• [Task requirements] Go through the lines below and copy each one that holds the string "乘坐参观车票相对应的车辆".
..........
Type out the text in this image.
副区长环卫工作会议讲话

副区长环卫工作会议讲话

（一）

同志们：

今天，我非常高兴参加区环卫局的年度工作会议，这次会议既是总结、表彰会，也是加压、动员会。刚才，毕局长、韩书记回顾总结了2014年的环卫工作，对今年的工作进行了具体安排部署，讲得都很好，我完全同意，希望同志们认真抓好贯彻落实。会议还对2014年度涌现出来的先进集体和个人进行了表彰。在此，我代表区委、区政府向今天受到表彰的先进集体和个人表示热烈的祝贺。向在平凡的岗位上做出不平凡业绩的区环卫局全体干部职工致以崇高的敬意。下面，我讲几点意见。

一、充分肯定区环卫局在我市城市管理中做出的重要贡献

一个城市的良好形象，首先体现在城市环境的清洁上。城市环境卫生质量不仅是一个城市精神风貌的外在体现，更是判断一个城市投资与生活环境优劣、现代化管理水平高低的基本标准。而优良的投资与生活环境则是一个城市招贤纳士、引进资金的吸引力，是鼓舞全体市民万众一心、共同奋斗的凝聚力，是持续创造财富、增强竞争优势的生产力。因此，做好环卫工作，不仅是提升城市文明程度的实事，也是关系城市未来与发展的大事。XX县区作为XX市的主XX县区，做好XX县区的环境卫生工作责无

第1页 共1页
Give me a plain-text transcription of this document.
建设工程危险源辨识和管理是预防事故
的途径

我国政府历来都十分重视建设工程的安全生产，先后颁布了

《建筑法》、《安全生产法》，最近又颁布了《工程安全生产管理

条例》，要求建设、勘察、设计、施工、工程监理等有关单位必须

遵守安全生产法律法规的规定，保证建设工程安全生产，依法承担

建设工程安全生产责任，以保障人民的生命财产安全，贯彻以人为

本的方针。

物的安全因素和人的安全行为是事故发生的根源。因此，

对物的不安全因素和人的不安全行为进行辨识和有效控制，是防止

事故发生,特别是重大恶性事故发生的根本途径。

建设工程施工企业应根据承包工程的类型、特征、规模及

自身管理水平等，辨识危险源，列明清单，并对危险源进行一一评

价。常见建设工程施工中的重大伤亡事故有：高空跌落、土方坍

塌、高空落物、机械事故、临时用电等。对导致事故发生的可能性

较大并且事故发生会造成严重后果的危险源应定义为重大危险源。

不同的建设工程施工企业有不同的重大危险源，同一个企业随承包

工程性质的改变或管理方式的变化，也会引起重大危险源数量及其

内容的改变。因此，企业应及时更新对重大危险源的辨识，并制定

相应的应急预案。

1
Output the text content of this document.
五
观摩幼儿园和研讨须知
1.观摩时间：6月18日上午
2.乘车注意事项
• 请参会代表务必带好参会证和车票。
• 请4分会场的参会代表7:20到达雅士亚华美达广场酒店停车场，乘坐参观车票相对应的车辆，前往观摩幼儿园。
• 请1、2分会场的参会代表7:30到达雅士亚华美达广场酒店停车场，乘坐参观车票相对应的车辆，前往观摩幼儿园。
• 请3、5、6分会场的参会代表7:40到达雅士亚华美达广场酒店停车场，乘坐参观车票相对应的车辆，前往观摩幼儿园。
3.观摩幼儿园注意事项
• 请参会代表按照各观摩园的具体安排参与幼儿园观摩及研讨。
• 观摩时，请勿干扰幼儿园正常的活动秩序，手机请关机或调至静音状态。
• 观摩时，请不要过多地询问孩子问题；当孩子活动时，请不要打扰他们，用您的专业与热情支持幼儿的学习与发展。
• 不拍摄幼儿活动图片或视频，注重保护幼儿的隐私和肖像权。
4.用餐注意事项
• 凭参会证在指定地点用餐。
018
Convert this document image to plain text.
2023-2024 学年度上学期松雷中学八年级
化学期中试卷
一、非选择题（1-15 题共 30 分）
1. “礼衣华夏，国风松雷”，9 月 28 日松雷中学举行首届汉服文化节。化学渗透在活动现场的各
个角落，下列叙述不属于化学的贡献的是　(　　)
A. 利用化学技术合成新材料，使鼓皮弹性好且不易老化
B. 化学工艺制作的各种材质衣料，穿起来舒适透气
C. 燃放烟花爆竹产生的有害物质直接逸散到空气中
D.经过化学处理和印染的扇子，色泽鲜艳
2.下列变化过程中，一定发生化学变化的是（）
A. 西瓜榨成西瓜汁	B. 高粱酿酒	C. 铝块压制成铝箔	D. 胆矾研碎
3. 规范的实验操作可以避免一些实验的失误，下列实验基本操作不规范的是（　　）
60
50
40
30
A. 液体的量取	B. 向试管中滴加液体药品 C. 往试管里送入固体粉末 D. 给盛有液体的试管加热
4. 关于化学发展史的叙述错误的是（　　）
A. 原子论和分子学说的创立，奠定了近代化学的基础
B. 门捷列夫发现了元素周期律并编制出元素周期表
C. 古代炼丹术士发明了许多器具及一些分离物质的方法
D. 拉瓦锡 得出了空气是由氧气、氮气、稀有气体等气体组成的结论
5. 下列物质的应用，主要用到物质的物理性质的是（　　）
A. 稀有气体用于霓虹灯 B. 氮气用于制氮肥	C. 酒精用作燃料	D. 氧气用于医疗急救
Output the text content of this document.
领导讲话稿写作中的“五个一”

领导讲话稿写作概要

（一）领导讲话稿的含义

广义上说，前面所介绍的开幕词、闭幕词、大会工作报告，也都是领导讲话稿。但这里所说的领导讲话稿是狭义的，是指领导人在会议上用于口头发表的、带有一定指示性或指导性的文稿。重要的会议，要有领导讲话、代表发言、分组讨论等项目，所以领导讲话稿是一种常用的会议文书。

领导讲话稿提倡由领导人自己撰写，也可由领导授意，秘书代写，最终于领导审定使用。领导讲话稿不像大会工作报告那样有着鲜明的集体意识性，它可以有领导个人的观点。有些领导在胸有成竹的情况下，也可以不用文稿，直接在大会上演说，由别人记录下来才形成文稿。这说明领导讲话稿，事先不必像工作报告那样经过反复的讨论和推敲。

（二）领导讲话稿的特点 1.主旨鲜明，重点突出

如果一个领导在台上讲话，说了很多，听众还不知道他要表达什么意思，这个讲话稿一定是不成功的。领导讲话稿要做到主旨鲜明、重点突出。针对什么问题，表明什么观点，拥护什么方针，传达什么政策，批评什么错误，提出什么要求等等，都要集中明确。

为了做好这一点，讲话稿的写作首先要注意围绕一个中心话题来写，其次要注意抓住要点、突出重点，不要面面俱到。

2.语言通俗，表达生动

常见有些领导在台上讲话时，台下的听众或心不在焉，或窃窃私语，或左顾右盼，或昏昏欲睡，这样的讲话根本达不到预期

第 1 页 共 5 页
..........
• [Answer to this problem]
• 请4分会场的参会代表7:20到达雅士亚华美达广场酒店停车场，乘坐参观车票相对应的车辆，前往观摩幼儿园。
• 请1、2分会场的参会代表7:30到达雅士亚华美达广场酒店停车场，乘坐参观车票相对应的车辆，前往观摩幼儿园。
• 请3、5、6分会场的参会代表7:40到达雅士亚华美达广场酒店停车场，乘坐参观车票相对应的车辆，前往观摩幼儿园。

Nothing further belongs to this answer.